Look through the data below and return each line where "item" appears.

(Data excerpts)
•••••

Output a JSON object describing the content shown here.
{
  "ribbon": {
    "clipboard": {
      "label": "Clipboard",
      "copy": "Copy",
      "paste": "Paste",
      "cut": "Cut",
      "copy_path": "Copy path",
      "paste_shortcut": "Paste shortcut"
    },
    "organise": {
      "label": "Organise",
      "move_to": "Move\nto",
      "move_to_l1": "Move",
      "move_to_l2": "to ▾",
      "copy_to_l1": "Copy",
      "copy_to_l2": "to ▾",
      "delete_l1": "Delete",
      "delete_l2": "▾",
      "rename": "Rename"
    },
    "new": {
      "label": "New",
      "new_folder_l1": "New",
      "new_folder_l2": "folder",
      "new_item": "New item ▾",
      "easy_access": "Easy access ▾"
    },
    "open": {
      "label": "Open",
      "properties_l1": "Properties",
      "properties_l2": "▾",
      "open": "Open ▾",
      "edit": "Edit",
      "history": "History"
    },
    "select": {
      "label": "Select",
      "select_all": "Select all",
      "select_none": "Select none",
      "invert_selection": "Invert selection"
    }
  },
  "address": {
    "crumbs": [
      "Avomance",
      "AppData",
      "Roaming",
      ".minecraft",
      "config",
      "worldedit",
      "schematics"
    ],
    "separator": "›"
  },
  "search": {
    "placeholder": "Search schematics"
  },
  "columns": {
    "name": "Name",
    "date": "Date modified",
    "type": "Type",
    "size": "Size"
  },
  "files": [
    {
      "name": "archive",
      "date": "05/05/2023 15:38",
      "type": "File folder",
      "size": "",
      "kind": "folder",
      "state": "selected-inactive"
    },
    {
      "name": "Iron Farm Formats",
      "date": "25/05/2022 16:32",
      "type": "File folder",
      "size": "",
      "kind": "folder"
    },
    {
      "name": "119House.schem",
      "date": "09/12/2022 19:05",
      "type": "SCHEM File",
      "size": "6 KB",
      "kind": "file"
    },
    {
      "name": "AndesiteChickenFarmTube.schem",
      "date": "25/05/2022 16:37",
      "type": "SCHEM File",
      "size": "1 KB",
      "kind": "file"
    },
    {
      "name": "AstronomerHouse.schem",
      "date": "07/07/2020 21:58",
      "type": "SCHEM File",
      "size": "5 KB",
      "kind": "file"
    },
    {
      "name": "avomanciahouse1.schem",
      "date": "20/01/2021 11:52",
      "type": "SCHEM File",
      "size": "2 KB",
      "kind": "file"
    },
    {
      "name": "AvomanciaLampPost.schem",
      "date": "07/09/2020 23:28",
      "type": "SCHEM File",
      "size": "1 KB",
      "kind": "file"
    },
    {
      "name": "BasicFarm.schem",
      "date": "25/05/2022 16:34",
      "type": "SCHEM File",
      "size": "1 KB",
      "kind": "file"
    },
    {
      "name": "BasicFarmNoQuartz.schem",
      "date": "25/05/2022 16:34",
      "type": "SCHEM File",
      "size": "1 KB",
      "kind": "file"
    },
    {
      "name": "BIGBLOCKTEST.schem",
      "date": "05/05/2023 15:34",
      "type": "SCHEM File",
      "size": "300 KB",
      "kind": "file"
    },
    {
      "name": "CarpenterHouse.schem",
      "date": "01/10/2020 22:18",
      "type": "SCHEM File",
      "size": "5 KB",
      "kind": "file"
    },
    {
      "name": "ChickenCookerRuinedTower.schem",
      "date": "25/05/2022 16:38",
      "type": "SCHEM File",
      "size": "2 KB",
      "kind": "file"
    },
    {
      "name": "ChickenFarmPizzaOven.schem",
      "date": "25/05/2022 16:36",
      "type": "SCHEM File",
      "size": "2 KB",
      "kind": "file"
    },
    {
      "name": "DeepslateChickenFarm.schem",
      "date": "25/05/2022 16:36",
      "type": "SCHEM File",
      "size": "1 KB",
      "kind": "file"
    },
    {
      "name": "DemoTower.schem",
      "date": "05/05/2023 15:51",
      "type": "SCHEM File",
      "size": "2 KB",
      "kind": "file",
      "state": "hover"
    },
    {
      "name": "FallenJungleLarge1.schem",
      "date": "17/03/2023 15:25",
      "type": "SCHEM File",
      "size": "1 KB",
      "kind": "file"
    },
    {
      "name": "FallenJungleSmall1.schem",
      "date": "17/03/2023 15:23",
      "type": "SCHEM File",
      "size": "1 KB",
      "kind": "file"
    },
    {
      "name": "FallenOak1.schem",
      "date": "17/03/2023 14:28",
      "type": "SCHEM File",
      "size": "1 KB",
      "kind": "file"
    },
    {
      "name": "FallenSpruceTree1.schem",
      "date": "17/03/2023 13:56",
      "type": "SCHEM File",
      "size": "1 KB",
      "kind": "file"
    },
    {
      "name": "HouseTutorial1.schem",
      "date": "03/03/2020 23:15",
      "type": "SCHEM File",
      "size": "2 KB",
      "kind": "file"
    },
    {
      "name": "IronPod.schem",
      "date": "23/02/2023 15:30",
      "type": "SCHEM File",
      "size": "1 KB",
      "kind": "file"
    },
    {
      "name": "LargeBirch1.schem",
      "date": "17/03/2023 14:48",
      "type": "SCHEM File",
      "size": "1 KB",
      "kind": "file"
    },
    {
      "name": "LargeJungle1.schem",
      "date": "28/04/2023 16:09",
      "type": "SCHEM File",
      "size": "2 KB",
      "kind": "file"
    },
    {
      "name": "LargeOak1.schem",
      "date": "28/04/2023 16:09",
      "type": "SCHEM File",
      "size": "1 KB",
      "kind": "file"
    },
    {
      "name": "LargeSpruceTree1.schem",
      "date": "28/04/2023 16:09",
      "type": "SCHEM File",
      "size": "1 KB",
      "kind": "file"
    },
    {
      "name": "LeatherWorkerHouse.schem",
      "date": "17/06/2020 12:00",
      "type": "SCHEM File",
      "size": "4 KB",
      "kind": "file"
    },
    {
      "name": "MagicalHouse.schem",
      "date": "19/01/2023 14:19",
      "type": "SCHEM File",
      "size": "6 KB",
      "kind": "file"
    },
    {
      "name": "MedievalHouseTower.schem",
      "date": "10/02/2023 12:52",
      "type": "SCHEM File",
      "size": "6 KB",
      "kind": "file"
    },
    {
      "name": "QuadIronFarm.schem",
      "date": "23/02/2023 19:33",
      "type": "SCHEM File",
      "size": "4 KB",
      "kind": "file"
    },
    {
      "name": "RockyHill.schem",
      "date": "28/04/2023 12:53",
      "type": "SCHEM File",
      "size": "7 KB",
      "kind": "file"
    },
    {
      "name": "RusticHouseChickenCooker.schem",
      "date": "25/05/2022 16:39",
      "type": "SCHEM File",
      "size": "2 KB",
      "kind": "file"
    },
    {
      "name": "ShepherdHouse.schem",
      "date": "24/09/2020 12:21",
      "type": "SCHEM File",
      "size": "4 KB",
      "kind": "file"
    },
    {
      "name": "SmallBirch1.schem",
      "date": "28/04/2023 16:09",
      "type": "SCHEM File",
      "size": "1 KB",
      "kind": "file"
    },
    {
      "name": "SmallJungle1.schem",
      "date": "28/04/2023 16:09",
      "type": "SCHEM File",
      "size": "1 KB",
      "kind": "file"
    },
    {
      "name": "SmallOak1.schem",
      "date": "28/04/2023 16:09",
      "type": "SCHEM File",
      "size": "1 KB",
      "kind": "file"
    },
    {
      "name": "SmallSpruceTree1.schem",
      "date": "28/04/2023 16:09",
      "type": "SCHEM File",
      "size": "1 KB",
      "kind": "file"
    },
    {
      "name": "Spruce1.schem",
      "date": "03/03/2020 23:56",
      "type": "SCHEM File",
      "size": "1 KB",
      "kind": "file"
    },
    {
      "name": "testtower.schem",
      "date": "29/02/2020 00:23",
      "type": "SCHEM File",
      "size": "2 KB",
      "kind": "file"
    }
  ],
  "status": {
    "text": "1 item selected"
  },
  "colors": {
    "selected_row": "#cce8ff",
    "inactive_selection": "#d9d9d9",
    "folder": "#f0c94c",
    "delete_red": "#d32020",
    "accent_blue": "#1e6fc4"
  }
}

•••••

Task response:
      "new_item": "New item ▾",
    "text": "1 item selected"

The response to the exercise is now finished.